[Entries with figure data]
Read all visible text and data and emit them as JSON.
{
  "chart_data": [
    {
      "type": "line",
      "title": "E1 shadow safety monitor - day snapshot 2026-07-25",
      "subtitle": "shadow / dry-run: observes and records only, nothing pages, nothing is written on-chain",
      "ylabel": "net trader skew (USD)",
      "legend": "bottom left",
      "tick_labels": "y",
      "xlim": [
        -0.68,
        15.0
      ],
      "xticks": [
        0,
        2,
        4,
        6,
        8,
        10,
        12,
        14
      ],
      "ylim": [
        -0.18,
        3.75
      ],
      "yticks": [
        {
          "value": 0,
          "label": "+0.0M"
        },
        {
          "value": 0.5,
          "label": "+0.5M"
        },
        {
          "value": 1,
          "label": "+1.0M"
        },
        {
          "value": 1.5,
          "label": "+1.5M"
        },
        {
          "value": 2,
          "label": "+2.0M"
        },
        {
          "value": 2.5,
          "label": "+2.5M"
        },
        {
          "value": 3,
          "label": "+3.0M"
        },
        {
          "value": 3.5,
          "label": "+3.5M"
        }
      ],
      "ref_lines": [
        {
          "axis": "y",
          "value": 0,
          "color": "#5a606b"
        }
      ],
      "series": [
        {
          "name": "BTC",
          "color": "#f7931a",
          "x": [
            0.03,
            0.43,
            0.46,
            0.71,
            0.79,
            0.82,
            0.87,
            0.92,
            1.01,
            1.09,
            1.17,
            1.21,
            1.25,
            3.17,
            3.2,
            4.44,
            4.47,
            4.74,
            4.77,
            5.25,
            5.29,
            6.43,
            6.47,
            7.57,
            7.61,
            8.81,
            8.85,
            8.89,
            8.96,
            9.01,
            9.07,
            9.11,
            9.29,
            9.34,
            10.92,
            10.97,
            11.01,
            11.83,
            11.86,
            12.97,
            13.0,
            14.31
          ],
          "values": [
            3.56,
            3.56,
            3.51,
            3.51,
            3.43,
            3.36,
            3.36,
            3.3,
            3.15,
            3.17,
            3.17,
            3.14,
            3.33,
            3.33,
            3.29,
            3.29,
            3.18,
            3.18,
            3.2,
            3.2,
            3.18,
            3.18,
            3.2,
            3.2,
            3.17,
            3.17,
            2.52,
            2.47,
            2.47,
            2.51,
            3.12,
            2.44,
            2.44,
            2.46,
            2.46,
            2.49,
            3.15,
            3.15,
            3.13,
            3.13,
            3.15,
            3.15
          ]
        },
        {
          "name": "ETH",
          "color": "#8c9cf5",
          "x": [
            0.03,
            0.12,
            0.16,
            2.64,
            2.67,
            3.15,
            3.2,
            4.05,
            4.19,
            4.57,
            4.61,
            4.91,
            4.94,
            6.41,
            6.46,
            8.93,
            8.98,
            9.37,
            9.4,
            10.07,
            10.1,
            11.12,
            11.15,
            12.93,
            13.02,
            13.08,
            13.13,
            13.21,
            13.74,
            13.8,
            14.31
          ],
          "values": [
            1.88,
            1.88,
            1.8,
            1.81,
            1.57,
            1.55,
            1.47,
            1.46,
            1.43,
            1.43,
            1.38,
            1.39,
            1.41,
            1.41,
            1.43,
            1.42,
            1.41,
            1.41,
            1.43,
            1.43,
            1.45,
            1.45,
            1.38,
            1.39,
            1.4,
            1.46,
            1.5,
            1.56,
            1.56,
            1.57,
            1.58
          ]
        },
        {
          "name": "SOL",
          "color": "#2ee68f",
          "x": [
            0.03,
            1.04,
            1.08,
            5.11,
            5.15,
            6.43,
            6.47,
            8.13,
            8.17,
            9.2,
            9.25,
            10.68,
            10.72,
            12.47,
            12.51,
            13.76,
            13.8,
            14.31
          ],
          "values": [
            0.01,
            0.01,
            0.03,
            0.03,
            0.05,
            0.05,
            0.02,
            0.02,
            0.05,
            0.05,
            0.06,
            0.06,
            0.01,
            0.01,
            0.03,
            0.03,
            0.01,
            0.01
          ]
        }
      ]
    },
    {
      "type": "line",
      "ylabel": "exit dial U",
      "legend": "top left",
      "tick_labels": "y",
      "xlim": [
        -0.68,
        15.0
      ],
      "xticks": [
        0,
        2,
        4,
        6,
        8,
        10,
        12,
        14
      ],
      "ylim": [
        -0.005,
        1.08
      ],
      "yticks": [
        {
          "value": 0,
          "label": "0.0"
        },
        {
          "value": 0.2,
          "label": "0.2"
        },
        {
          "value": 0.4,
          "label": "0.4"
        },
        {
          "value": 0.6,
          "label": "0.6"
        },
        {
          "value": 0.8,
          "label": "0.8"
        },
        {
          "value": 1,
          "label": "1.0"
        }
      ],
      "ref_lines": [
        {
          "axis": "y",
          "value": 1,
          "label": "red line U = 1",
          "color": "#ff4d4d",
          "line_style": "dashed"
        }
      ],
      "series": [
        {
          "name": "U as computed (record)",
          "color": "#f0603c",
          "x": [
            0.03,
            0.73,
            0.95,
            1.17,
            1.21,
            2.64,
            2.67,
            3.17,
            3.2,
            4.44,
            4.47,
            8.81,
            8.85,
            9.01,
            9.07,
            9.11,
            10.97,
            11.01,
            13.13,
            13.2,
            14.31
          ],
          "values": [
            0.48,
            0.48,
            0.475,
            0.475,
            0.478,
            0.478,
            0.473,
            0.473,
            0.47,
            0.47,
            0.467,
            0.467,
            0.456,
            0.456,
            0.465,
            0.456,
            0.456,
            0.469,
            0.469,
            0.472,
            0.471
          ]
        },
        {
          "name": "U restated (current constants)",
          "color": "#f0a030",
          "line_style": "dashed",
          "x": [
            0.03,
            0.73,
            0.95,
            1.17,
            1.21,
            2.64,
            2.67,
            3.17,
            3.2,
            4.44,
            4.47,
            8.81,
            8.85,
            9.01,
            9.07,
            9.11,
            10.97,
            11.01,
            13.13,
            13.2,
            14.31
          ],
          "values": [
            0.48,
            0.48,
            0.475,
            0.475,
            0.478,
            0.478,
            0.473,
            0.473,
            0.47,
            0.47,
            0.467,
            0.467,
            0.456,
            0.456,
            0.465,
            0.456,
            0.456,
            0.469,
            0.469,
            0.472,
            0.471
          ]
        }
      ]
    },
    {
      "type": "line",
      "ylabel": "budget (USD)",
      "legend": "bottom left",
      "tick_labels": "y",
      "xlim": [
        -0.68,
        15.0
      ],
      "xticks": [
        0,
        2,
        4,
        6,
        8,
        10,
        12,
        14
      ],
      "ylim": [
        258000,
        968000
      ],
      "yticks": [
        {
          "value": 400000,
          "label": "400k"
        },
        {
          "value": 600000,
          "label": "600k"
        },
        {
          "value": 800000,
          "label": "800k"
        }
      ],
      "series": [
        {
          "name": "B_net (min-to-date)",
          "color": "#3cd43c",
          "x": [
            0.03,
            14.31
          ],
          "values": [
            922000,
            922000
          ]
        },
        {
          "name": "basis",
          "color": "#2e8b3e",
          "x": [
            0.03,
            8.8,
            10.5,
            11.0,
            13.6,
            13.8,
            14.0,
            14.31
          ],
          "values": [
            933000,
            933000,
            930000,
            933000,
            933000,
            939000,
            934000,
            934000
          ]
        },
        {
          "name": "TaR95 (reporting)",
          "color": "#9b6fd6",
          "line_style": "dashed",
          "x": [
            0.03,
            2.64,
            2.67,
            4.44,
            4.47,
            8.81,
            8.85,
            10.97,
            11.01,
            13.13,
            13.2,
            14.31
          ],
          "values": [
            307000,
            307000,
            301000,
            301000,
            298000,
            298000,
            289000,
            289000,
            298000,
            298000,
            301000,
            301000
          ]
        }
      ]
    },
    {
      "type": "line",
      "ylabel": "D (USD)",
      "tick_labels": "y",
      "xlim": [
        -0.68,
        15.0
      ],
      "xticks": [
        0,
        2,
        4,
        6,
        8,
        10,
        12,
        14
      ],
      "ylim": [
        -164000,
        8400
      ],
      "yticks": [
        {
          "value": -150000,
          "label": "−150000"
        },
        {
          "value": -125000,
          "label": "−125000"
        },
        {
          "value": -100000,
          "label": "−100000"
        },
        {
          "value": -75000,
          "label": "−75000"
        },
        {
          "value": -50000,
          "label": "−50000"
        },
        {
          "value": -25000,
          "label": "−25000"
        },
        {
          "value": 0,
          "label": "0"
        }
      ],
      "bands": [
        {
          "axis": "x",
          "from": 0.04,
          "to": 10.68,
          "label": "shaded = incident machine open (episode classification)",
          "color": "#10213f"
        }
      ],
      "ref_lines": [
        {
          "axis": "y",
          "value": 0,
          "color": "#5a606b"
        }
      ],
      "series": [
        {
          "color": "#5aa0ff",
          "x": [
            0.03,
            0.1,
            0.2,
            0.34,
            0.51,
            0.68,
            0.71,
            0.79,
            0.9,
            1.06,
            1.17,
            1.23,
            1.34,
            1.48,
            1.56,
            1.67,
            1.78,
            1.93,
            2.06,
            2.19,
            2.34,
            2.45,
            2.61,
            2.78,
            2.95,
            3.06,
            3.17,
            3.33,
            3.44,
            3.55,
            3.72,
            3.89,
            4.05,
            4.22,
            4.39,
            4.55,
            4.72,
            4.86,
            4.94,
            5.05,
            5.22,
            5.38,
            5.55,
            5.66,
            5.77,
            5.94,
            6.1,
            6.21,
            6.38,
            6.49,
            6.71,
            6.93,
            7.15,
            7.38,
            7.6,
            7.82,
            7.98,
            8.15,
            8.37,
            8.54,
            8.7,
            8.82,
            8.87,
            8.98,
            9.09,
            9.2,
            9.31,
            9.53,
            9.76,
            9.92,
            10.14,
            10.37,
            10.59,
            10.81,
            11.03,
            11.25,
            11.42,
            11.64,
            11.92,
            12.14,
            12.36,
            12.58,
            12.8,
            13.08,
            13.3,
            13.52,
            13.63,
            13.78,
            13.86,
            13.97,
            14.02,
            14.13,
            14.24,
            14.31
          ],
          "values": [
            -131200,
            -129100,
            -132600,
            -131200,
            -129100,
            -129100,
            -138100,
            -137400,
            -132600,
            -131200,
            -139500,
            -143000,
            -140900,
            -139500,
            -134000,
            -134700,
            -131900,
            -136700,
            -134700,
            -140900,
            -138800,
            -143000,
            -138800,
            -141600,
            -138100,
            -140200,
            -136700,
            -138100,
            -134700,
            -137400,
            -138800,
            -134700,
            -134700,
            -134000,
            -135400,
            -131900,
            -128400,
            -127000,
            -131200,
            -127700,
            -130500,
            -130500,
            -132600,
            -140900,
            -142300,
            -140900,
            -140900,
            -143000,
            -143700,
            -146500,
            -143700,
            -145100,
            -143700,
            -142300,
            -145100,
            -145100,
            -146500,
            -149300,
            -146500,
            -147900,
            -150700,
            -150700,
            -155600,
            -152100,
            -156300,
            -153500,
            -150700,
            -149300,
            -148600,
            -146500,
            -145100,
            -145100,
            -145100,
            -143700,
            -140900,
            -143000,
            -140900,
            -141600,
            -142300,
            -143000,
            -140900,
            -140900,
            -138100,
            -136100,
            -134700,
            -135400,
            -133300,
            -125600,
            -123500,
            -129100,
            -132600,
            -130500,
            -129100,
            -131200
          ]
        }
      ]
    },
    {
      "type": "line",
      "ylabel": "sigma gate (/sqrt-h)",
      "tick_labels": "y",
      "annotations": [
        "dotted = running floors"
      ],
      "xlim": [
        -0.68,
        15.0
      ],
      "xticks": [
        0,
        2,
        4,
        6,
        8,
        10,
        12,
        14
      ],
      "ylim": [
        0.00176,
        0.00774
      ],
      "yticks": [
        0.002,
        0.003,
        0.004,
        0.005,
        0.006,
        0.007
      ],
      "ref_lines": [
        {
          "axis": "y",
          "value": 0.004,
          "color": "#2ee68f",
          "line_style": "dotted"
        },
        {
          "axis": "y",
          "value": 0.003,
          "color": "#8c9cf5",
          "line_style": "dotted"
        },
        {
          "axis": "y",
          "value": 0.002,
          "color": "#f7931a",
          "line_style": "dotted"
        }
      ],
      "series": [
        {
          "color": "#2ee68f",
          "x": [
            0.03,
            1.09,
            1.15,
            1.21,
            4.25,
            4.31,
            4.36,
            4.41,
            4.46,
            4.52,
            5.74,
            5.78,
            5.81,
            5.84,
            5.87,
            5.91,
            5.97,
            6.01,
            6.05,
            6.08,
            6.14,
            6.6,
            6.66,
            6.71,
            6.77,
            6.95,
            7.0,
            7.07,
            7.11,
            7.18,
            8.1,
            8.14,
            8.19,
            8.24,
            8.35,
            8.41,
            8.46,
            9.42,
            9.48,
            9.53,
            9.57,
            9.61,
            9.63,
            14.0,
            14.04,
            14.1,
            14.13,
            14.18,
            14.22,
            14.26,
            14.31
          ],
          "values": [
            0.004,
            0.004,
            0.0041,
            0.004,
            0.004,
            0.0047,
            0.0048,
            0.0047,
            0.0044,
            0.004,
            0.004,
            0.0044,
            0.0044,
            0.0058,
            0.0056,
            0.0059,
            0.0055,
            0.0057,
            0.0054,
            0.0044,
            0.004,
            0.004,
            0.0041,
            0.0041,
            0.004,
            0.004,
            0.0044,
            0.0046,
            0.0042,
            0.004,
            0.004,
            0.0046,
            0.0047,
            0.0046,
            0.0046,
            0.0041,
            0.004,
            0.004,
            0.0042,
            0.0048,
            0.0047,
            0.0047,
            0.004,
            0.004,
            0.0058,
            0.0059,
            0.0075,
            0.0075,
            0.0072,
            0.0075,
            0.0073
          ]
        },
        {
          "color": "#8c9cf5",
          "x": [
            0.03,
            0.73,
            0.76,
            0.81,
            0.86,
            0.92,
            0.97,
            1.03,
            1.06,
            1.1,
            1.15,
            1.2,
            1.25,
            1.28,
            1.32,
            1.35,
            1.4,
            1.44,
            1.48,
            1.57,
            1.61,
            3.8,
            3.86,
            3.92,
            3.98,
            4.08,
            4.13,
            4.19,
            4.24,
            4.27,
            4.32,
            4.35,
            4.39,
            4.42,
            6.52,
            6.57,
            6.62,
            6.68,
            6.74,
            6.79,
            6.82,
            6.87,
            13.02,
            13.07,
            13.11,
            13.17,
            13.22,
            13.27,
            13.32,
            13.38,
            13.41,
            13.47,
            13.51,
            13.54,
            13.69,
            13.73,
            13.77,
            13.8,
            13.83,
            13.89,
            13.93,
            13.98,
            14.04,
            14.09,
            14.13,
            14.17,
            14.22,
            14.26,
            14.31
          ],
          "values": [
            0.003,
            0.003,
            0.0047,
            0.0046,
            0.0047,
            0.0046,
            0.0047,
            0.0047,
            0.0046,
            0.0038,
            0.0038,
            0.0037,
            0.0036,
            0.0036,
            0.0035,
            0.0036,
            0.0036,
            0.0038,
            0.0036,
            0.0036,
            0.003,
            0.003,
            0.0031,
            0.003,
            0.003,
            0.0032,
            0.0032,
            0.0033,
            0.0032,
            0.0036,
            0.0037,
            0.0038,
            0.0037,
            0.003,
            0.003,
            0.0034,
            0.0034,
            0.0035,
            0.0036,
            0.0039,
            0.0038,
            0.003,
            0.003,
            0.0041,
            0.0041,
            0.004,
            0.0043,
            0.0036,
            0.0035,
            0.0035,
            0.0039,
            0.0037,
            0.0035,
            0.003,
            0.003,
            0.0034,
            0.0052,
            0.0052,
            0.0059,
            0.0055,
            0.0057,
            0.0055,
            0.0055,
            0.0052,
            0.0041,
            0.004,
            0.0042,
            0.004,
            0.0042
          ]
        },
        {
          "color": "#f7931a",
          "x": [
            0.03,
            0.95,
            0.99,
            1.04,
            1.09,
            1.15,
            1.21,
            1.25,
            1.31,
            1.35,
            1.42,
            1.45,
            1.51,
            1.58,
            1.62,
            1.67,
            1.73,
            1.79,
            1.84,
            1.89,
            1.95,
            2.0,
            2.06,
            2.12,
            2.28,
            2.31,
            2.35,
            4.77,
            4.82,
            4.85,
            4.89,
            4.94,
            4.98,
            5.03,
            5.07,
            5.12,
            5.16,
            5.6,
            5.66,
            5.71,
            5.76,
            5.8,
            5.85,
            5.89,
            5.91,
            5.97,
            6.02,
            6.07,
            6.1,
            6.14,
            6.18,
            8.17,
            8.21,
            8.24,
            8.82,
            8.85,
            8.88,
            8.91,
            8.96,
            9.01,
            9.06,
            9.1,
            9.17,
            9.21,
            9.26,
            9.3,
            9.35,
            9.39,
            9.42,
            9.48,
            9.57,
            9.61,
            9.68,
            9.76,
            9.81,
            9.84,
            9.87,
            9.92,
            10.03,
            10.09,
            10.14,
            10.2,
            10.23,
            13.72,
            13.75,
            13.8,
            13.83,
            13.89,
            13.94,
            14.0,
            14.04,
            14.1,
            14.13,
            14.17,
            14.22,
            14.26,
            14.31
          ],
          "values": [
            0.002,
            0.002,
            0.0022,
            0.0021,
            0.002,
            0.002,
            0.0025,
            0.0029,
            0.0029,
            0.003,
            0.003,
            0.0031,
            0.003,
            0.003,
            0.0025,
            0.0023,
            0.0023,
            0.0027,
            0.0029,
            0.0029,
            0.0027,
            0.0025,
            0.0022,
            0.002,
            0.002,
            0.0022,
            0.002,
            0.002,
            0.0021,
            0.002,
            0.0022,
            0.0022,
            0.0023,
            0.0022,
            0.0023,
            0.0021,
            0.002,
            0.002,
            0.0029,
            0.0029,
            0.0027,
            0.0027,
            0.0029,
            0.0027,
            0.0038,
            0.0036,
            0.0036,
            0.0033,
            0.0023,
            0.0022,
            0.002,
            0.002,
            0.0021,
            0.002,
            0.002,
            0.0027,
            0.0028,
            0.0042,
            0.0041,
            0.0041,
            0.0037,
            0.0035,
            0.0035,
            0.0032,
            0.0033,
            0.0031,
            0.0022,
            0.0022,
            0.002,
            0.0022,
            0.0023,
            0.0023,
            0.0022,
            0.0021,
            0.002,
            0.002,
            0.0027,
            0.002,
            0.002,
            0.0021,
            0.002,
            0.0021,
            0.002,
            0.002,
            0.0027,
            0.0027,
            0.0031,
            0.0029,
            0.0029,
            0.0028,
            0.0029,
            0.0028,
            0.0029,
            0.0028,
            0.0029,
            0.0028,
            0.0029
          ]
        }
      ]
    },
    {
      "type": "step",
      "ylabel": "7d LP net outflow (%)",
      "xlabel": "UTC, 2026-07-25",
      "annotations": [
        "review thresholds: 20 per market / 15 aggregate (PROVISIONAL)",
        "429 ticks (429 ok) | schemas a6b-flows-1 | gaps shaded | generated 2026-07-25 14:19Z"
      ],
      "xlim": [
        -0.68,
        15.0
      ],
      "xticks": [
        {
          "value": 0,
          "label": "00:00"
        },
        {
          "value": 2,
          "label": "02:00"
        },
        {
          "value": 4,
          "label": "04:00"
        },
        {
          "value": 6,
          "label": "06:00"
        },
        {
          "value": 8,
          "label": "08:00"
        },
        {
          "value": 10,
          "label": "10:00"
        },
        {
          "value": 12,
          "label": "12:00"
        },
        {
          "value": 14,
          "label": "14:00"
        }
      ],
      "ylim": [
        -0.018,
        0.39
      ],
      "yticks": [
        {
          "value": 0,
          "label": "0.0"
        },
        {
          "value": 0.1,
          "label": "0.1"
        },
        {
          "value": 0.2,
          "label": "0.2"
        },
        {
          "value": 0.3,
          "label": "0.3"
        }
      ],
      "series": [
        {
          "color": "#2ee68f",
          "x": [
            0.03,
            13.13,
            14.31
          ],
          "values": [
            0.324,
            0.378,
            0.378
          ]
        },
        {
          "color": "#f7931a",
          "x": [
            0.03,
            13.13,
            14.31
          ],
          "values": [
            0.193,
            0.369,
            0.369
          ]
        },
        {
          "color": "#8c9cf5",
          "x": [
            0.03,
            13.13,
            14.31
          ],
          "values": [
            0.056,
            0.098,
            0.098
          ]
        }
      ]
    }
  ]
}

*Stated problem*. Copy each line of the preceding data that contains the string "ylabel".

*Full output*.
      "ylabel": "net trader skew (USD)",
      "ylabel": "exit dial U",
      "ylabel": "budget (USD)",
      "ylabel": "D (USD)",
      "ylabel": "sigma gate (/sqrt-h)",
      "ylabel": "7d LP net outflow (%)",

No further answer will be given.